**What is needed**:
Print every entry exactly as written.

Extracted records
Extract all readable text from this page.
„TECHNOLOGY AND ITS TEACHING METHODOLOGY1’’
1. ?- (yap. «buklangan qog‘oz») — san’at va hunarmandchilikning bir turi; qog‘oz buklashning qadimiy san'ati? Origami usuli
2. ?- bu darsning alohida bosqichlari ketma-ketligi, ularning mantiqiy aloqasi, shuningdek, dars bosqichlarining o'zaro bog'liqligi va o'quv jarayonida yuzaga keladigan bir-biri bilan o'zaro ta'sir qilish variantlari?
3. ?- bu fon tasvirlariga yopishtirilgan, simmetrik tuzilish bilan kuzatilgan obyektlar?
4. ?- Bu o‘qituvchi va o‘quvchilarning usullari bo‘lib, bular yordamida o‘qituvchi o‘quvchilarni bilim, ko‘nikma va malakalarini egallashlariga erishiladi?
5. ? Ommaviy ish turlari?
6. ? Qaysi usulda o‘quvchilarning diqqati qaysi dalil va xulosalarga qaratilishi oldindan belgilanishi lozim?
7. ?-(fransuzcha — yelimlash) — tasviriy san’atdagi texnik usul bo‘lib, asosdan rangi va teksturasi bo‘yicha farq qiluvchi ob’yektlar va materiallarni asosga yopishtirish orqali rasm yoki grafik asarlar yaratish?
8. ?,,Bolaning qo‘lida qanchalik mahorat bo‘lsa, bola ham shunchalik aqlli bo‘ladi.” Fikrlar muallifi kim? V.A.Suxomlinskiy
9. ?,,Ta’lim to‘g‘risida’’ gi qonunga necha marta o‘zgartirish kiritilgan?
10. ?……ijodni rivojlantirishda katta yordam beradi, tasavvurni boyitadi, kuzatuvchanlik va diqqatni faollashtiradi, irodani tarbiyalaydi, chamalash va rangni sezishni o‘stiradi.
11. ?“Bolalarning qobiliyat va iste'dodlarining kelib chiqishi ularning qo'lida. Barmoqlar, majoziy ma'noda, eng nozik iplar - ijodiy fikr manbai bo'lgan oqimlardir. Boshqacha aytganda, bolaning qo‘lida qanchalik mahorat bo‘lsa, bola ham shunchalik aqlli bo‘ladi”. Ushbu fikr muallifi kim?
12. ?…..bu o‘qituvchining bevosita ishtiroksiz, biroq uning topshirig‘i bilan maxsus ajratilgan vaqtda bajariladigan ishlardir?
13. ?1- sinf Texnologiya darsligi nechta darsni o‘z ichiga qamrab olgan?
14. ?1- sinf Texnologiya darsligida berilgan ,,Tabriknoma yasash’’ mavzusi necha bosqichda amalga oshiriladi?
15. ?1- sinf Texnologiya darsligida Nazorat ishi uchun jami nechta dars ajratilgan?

**Answer**:
Extract all readable text from this page.
„TECHNOLOGY AND ITS TEACHING METHODOLOGY1’’
1. ?- (yap. «buklangan qog‘oz») — san’at va hunarmandchilikning bir turi; qog‘oz buklashning qadimiy san'ati? Origami usuli
2. ?- bu darsning alohida bosqichlari ketma-ketligi, ularning mantiqiy aloqasi, shuningdek, dars bosqichlarining o'zaro bog'liqligi va o'quv jarayonida yuzaga keladigan bir-biri bilan o'zaro ta'sir qilish variantlari?
3. ?- bu fon tasvirlariga yopishtirilgan, simmetrik tuzilish bilan kuzatilgan obyektlar?
4. ?- Bu o‘qituvchi va o‘quvchilarning usullari bo‘lib, bular yordamida o‘qituvchi o‘quvchilarni bilim, ko‘nikma va malakalarini egallashlariga erishiladi?
5. ? Ommaviy ish turlari?
6. ? Qaysi usulda o‘quvchilarning diqqati qaysi dalil va xulosalarga qaratilishi oldindan belgilanishi lozim?
7. ?-(fransuzcha — yelimlash) — tasviriy san’atdagi texnik usul bo‘lib, asosdan rangi va teksturasi bo‘yicha farq qiluvchi ob’yektlar va materiallarni asosga yopishtirish orqali rasm yoki grafik asarlar yaratish?
8. ?,,Bolaning qo‘lida qanchalik mahorat bo‘lsa, bola ham shunchalik aqlli bo‘ladi.” Fikrlar muallifi kim? V.A.Suxomlinskiy
9. ?,,Ta’lim to‘g‘risida’’ gi qonunga necha marta o‘zgartirish kiritilgan?
10. ?……ijodni rivojlantirishda katta yordam beradi, tasavvurni boyitadi, kuzatuvchanlik va diqqatni faollashtiradi, irodani tarbiyalaydi, chamalash va rangni sezishni o‘stiradi.
11. ?“Bolalarning qobiliyat va iste'dodlarining kelib chiqishi ularning qo'lida. Barmoqlar, majoziy ma'noda, eng nozik iplar - ijodiy fikr manbai bo'lgan oqimlardir. Boshqacha aytganda, bolaning qo‘lida qanchalik mahorat bo‘lsa, bola ham shunchalik aqlli bo‘ladi”. Ushbu fikr muallifi kim?
12. ?…..bu o‘qituvchining bevosita ishtiroksiz, biroq uning topshirig‘i bilan maxsus ajratilgan vaqtda bajariladigan ishlardir?
13. ?1- sinf Texnologiya darsligi nechta darsni o‘z ichiga qamrab olgan?
14. ?1- sinf Texnologiya darsligida berilgan ,,Tabriknoma yasash’’ mavzusi necha bosqichda amalga oshiriladi?
15. ?1- sinf Texnologiya darsligida Nazorat ishi uchun jami nechta dars ajratilgan?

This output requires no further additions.